┏━━

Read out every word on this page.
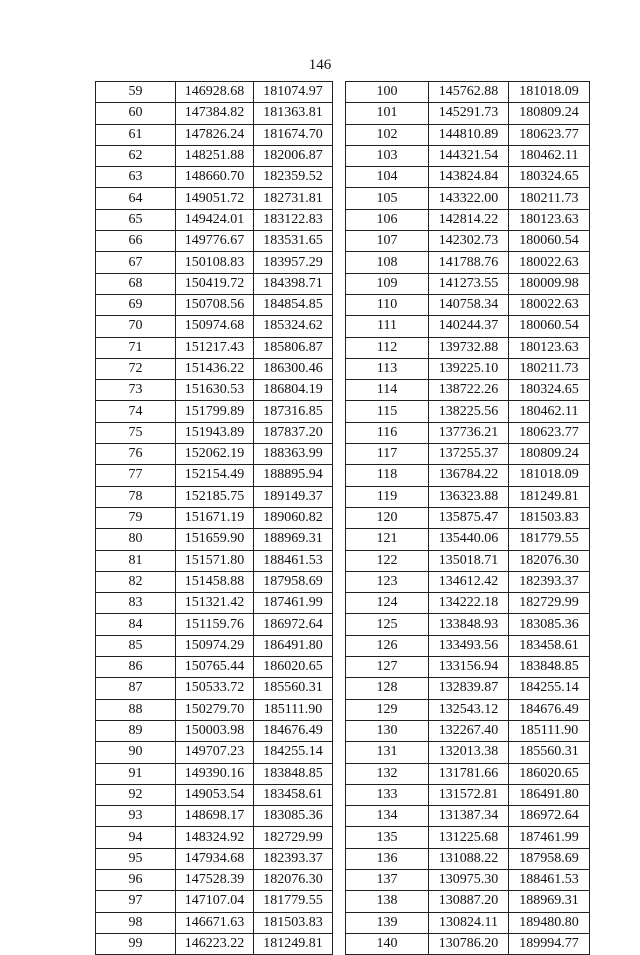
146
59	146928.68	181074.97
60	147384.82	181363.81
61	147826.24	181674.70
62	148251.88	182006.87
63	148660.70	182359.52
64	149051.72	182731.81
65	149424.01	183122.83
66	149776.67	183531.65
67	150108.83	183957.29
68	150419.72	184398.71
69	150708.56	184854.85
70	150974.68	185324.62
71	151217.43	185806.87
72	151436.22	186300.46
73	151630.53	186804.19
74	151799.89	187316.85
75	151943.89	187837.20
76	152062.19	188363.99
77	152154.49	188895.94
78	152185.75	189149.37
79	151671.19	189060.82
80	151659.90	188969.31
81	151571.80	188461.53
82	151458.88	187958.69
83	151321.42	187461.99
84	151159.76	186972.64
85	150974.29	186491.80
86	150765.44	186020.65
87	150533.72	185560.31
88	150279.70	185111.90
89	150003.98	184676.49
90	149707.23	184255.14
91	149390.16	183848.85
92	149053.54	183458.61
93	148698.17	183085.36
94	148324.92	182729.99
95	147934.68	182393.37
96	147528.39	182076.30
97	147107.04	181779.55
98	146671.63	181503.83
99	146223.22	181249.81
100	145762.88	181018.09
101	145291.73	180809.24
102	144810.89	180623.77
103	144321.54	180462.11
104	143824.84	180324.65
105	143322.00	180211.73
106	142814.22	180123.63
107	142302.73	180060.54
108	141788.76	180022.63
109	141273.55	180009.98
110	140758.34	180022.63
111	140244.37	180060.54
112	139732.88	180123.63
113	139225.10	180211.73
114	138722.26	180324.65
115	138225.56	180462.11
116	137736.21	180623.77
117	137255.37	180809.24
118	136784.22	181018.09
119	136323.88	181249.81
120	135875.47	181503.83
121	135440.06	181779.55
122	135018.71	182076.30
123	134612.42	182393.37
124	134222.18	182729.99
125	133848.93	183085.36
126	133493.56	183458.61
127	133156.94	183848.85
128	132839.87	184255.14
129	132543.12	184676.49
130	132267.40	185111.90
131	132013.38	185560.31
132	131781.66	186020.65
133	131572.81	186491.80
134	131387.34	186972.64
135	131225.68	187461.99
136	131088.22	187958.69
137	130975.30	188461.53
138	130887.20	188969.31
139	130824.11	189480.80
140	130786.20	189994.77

┗━━

## Requirement
All records must be output exactly as they are, except for the pictures, which are left out.

## Exercise answer
Read out every word on this page.
146
59	146928.68	181074.97
60	147384.82	181363.81
61	147826.24	181674.70
62	148251.88	182006.87
63	148660.70	182359.52
64	149051.72	182731.81
65	149424.01	183122.83
66	149776.67	183531.65
67	150108.83	183957.29
68	150419.72	184398.71
69	150708.56	184854.85
70	150974.68	185324.62
71	151217.43	185806.87
72	151436.22	186300.46
73	151630.53	186804.19
74	151799.89	187316.85
75	151943.89	187837.20
76	152062.19	188363.99
77	152154.49	188895.94
78	152185.75	189149.37
79	151671.19	189060.82
80	151659.90	188969.31
81	151571.80	188461.53
82	151458.88	187958.69
83	151321.42	187461.99
84	151159.76	186972.64
85	150974.29	186491.80
86	150765.44	186020.65
87	150533.72	185560.31
88	150279.70	185111.90
89	150003.98	184676.49
90	149707.23	184255.14
91	149390.16	183848.85
92	149053.54	183458.61
93	148698.17	183085.36
94	148324.92	182729.99
95	147934.68	182393.37
96	147528.39	182076.30
97	147107.04	181779.55
98	146671.63	181503.83
99	146223.22	181249.81
100	145762.88	181018.09
101	145291.73	180809.24
102	144810.89	180623.77
103	144321.54	180462.11
104	143824.84	180324.65
105	143322.00	180211.73
106	142814.22	180123.63
107	142302.73	180060.54
108	141788.76	180022.63
109	141273.55	180009.98
110	140758.34	180022.63
111	140244.37	180060.54
112	139732.88	180123.63
113	139225.10	180211.73
114	138722.26	180324.65
115	138225.56	180462.11
116	137736.21	180623.77
117	137255.37	180809.24
118	136784.22	181018.09
119	136323.88	181249.81
120	135875.47	181503.83
121	135440.06	181779.55
122	135018.71	182076.30
123	134612.42	182393.37
124	134222.18	182729.99
125	133848.93	183085.36
126	133493.56	183458.61
127	133156.94	183848.85
128	132839.87	184255.14
129	132543.12	184676.49
130	132267.40	185111.90
131	132013.38	185560.31
132	131781.66	186020.65
133	131572.81	186491.80
134	131387.34	186972.64
135	131225.68	187461.99
136	131088.22	187958.69
137	130975.30	188461.53
138	130887.20	188969.31
139	130824.11	189480.80
140	130786.20	189994.77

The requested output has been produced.